■ Tasks to carry out ■
A) What version is listed in the bug report?
B) Quote the stretch of the bug report from "Created attachment 2320" through "or multiple names.".

■ Source passage ■

Bug 2131

Summary:

ssh: list known names (if any) for new hostkeys

Product:

Portable OpenSSH

Reporter:

Oskari Saarenmaa <os>

Component:

ssh

Assignee:

Assigned to nobody <unassigned-bugs>

Status:

CLOSED FIXED

Severity:

enhancement

CC:

djm

Priority:

Version:

6.2p1

Hardware:

All

OS:

All

Bug Depends on:

Bug Blocks:

3217

Attachments:

Description	Flags
list known names (if any) for new hostkeys	none

Description Oskari Saarenmaa 2013-07-25 20:51:35 AEST

Created attachment 2320 [details]
list known names (if any) for new hostkeys

When connecting to a host for which there's no known hostkey, check if the new key has been accepted for other hostnames.  This is useful when connecting to a host with a dynamic IP address or multiple names.

■ Dataset entries ■
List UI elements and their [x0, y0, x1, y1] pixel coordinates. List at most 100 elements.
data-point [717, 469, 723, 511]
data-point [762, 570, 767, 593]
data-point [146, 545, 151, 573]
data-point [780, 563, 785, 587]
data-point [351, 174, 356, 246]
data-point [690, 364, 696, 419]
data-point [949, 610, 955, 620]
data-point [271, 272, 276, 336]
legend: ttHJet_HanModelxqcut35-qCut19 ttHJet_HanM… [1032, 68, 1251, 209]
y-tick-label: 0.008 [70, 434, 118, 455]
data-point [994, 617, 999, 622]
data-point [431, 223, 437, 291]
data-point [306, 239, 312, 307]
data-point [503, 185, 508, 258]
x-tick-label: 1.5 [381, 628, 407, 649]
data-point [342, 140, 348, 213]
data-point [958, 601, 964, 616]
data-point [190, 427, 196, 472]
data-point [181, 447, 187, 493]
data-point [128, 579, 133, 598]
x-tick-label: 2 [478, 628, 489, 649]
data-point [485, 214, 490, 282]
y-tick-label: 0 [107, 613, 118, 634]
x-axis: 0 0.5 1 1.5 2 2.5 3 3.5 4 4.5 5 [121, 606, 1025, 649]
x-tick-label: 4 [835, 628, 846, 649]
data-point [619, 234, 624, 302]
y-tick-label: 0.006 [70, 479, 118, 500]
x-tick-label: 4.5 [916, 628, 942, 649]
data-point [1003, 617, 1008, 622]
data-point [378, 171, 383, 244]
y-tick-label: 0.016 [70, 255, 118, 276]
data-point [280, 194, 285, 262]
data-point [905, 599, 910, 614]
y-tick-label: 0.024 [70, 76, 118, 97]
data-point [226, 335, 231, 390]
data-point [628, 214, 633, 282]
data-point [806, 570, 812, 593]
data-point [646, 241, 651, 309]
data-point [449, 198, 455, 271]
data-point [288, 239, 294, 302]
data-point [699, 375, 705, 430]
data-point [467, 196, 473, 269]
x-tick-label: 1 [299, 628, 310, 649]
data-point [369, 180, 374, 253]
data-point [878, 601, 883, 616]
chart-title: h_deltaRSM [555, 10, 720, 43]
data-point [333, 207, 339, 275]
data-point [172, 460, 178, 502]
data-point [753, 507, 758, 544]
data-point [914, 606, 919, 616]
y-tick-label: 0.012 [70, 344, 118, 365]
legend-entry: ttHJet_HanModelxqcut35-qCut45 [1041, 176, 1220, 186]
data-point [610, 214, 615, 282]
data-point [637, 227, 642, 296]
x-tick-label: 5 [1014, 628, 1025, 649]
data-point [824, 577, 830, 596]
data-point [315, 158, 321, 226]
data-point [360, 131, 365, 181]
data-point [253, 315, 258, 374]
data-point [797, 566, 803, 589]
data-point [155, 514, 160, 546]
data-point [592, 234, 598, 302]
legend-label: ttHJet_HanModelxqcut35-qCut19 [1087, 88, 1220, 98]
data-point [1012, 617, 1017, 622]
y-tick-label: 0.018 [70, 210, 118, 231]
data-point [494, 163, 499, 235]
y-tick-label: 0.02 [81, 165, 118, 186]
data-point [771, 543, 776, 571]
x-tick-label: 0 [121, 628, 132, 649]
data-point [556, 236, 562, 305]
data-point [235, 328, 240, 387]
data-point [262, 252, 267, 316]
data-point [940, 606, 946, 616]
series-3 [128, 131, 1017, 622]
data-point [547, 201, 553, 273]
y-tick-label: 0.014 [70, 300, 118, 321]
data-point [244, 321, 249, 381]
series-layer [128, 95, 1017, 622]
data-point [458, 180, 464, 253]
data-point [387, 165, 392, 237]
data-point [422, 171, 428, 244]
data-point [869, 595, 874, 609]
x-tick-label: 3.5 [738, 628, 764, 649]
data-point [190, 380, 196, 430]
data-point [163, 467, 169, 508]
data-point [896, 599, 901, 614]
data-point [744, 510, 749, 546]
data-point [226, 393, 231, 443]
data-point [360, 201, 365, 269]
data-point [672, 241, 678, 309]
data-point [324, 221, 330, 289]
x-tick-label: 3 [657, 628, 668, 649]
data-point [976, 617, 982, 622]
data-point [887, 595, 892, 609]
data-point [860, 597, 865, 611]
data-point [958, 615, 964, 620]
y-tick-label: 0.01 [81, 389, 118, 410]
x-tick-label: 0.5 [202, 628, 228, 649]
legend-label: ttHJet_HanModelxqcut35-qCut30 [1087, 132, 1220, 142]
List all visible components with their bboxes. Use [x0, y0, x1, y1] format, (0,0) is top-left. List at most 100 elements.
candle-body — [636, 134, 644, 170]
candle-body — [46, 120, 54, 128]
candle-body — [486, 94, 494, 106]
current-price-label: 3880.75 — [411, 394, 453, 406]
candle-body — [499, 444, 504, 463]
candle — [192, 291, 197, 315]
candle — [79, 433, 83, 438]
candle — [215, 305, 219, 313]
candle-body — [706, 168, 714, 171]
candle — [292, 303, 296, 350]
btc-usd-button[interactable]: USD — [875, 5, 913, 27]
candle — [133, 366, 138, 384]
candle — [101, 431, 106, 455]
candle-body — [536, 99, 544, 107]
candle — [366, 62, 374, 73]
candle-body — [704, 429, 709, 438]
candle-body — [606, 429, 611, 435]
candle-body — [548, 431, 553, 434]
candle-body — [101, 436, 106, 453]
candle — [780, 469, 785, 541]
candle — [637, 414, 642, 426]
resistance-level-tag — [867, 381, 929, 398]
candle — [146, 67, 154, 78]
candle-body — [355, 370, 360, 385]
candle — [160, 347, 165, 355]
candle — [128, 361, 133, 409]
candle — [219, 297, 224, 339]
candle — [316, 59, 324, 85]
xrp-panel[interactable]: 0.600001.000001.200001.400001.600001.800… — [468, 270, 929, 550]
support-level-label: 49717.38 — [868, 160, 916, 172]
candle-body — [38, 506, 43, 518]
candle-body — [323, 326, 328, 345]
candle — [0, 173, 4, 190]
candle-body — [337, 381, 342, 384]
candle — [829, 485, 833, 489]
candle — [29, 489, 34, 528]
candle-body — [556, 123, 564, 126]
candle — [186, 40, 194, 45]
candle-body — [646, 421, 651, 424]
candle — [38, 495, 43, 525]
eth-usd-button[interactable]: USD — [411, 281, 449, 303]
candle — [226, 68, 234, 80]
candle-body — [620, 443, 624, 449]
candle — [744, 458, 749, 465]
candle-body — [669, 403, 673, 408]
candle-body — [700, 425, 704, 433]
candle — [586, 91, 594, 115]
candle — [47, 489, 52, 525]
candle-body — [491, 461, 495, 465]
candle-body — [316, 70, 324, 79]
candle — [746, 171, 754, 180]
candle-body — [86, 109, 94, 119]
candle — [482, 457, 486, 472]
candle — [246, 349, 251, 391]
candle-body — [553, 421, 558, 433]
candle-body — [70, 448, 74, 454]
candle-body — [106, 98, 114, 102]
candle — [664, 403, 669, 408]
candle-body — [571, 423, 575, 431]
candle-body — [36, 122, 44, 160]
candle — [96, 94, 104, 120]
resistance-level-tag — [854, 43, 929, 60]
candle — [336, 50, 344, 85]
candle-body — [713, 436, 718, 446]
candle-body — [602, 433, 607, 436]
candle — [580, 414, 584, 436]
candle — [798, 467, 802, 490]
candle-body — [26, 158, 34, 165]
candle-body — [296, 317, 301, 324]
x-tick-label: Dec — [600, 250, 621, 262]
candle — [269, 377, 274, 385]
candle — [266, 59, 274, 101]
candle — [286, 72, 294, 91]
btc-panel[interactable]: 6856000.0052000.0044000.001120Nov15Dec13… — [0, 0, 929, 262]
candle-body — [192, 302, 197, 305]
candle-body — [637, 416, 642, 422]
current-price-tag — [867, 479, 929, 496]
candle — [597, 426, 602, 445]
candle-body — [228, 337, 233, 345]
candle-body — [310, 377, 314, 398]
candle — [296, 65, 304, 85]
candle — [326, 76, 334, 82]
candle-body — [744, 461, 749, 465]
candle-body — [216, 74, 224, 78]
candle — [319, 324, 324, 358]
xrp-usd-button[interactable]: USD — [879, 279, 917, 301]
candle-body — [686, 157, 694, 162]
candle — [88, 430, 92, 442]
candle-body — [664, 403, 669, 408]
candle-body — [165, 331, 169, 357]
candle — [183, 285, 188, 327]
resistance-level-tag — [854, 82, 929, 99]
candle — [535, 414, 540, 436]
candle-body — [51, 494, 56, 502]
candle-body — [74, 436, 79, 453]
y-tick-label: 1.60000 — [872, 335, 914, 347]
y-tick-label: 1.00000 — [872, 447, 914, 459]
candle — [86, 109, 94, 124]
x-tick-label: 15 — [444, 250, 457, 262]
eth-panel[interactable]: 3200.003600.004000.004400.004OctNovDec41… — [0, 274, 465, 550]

■ Your responses ■
A) 6.2p1

B)
Created attachment 2320 [details]
list known names (if any) for new hostkeys

When connecting to a host for which there's no known hostkey, check if the new key has been accepted for other hostnames.  This is useful when connecting to a host with a dynamic IP address or multiple names.